▶ Aim
Reproduce every record below exactly as written, but leave out any pictures.

[Records from a data collection]
┄┄┄┄┄┄

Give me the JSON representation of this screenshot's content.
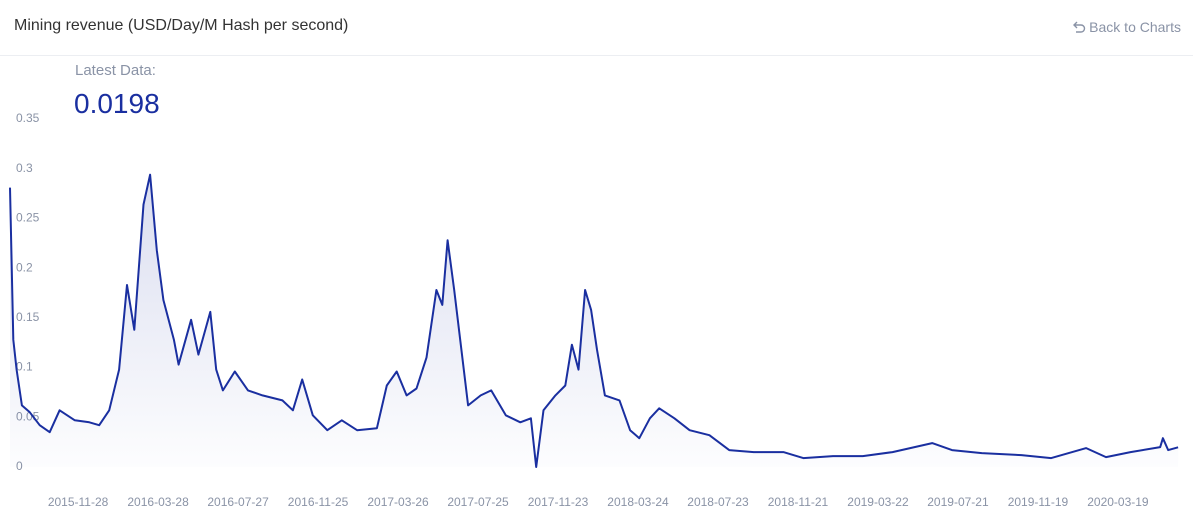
{
  "header": {
    "title": "Mining revenue (USD/Day/M Hash per second)",
    "back_link": "Back to Charts"
  },
  "latest": {
    "label": "Latest Data:",
    "value": 0.0198
  },
  "chart_data": {
    "type": "line",
    "color": "#1a2fa0",
    "x": [
      "2015-08-17",
      "2015-08-22",
      "2015-08-27",
      "2015-09-04",
      "2015-09-16",
      "2015-10-01",
      "2015-10-16",
      "2015-10-31",
      "2015-11-23",
      "2015-12-15",
      "2015-12-30",
      "2016-01-14",
      "2016-01-29",
      "2016-02-10",
      "2016-02-21",
      "2016-03-06",
      "2016-03-16",
      "2016-03-26",
      "2016-04-05",
      "2016-04-21",
      "2016-04-28",
      "2016-05-17",
      "2016-05-28",
      "2016-06-15",
      "2016-06-24",
      "2016-07-04",
      "2016-07-22",
      "2016-08-11",
      "2016-09-02",
      "2016-10-02",
      "2016-10-18",
      "2016-11-01",
      "2016-11-17",
      "2016-12-09",
      "2016-12-31",
      "2017-01-23",
      "2017-02-22",
      "2017-03-09",
      "2017-03-24",
      "2017-04-08",
      "2017-04-23",
      "2017-05-08",
      "2017-05-23",
      "2017-06-01",
      "2017-06-09",
      "2017-06-19",
      "2017-06-29",
      "2017-07-10",
      "2017-07-29",
      "2017-08-14",
      "2017-09-05",
      "2017-09-27",
      "2017-10-13",
      "2017-10-21",
      "2017-11-01",
      "2017-11-19",
      "2017-12-04",
      "2017-12-14",
      "2017-12-24",
      "2018-01-03",
      "2018-01-12",
      "2018-01-21",
      "2018-02-02",
      "2018-02-24",
      "2018-03-12",
      "2018-03-26",
      "2018-04-11",
      "2018-04-25",
      "2018-05-18",
      "2018-06-10",
      "2018-07-10",
      "2018-08-09",
      "2018-09-15",
      "2018-10-30",
      "2018-11-29",
      "2019-01-13",
      "2019-02-27",
      "2019-04-13",
      "2019-06-12",
      "2019-07-12",
      "2019-08-26",
      "2019-10-25",
      "2019-12-09",
      "2020-01-31",
      "2020-03-01",
      "2020-04-07",
      "2020-05-22",
      "2020-05-26",
      "2020-06-03",
      "2020-06-18"
    ],
    "values": [
      0.281,
      0.128,
      0.098,
      0.062,
      0.055,
      0.042,
      0.035,
      0.057,
      0.047,
      0.045,
      0.042,
      0.057,
      0.098,
      0.183,
      0.138,
      0.264,
      0.294,
      0.218,
      0.168,
      0.128,
      0.103,
      0.148,
      0.113,
      0.156,
      0.098,
      0.077,
      0.096,
      0.077,
      0.072,
      0.067,
      0.057,
      0.088,
      0.052,
      0.037,
      0.047,
      0.037,
      0.039,
      0.082,
      0.096,
      0.072,
      0.079,
      0.11,
      0.178,
      0.163,
      0.228,
      0.178,
      0.123,
      0.062,
      0.072,
      0.077,
      0.052,
      0.045,
      0.049,
      0.0,
      0.057,
      0.072,
      0.082,
      0.123,
      0.098,
      0.178,
      0.158,
      0.118,
      0.072,
      0.067,
      0.037,
      0.029,
      0.049,
      0.059,
      0.049,
      0.037,
      0.032,
      0.017,
      0.015,
      0.015,
      0.009,
      0.011,
      0.011,
      0.015,
      0.024,
      0.017,
      0.014,
      0.012,
      0.009,
      0.019,
      0.01,
      0.015,
      0.02,
      0.029,
      0.017,
      0.0198
    ],
    "xlim": [
      "2015-08-17",
      "2020-07-03"
    ],
    "xticks": [
      "2015-11-28",
      "2016-03-28",
      "2016-07-27",
      "2016-11-25",
      "2017-03-26",
      "2017-07-25",
      "2017-11-23",
      "2018-03-24",
      "2018-07-23",
      "2018-11-21",
      "2019-03-22",
      "2019-07-21",
      "2019-11-19",
      "2020-03-19"
    ],
    "ylim": [
      0,
      0.35
    ],
    "yticks": [
      0,
      0.05,
      0.1,
      0.15,
      0.2,
      0.25,
      0.3,
      0.35
    ],
    "grid": false
  }
}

┄┄┄┄┄┄

▶ Response to the task
Give me the JSON representation of this screenshot's content.
{
  "header": {
    "title": "Mining revenue (USD/Day/M Hash per second)",
    "back_link": "Back to Charts"
  },
  "latest": {
    "label": "Latest Data:",
    "value": 0.0198
  },
  "chart_data": {
    "type": "line",
    "color": "#1a2fa0",
    "x": [
      "2015-08-17",
      "2015-08-22",
      "2015-08-27",
      "2015-09-04",
      "2015-09-16",
      "2015-10-01",
      "2015-10-16",
      "2015-10-31",
      "2015-11-23",
      "2015-12-15",
      "2015-12-30",
      "2016-01-14",
      "2016-01-29",
      "2016-02-10",
      "2016-02-21",
      "2016-03-06",
      "2016-03-16",
      "2016-03-26",
      "2016-04-05",
      "2016-04-21",
      "2016-04-28",
      "2016-05-17",
      "2016-05-28",
      "2016-06-15",
      "2016-06-24",
      "2016-07-04",
      "2016-07-22",
      "2016-08-11",
      "2016-09-02",
      "2016-10-02",
      "2016-10-18",
      "2016-11-01",
      "2016-11-17",
      "2016-12-09",
      "2016-12-31",
      "2017-01-23",
      "2017-02-22",
      "2017-03-09",
      "2017-03-24",
      "2017-04-08",
      "2017-04-23",
      "2017-05-08",
      "2017-05-23",
      "2017-06-01",
      "2017-06-09",
      "2017-06-19",
      "2017-06-29",
      "2017-07-10",
      "2017-07-29",
      "2017-08-14",
      "2017-09-05",
      "2017-09-27",
      "2017-10-13",
      "2017-10-21",
      "2017-11-01",
      "2017-11-19",
      "2017-12-04",
      "2017-12-14",
      "2017-12-24",
      "2018-01-03",
      "2018-01-12",
      "2018-01-21",
      "2018-02-02",
      "2018-02-24",
      "2018-03-12",
      "2018-03-26",
      "2018-04-11",
      "2018-04-25",
      "2018-05-18",
      "2018-06-10",
      "2018-07-10",
      "2018-08-09",
      "2018-09-15",
      "2018-10-30",
      "2018-11-29",
      "2019-01-13",
      "2019-02-27",
      "2019-04-13",
      "2019-06-12",
      "2019-07-12",
      "2019-08-26",
      "2019-10-25",
      "2019-12-09",
      "2020-01-31",
      "2020-03-01",
      "2020-04-07",
      "2020-05-22",
      "2020-05-26",
      "2020-06-03",
      "2020-06-18"
    ],
    "values": [
      0.281,
      0.128,
      0.098,
      0.062,
      0.055,
      0.042,
      0.035,
      0.057,
      0.047,
      0.045,
      0.042,
      0.057,
      0.098,
      0.183,
      0.138,
      0.264,
      0.294,
      0.218,
      0.168,
      0.128,
      0.103,
      0.148,
      0.113,
      0.156,
      0.098,
      0.077,
      0.096,
      0.077,
      0.072,
      0.067,
      0.057,
      0.088,
      0.052,
      0.037,
      0.047,
      0.037,
      0.039,
      0.082,
      0.096,
      0.072,
      0.079,
      0.11,
      0.178,
      0.163,
      0.228,
      0.178,
      0.123,
      0.062,
      0.072,
      0.077,
      0.052,
      0.045,
      0.049,
      0.0,
      0.057,
      0.072,
      0.082,
      0.123,
      0.098,
      0.178,
      0.158,
      0.118,
      0.072,
      0.067,
      0.037,
      0.029,
      0.049,
      0.059,
      0.049,
      0.037,
      0.032,
      0.017,
      0.015,
      0.015,
      0.009,
      0.011,
      0.011,
      0.015,
      0.024,
      0.017,
      0.014,
      0.012,
      0.009,
      0.019,
      0.01,
      0.015,
      0.02,
      0.029,
      0.017,
      0.0198
    ],
    "xlim": [
      "2015-08-17",
      "2020-07-03"
    ],
    "xticks": [
      "2015-11-28",
      "2016-03-28",
      "2016-07-27",
      "2016-11-25",
      "2017-03-26",
      "2017-07-25",
      "2017-11-23",
      "2018-03-24",
      "2018-07-23",
      "2018-11-21",
      "2019-03-22",
      "2019-07-21",
      "2019-11-19",
      "2020-03-19"
    ],
    "ylim": [
      0,
      0.35
    ],
    "yticks": [
      0,
      0.05,
      0.1,
      0.15,
      0.2,
      0.25,
      0.3,
      0.35
    ],
    "grid": false
  }
}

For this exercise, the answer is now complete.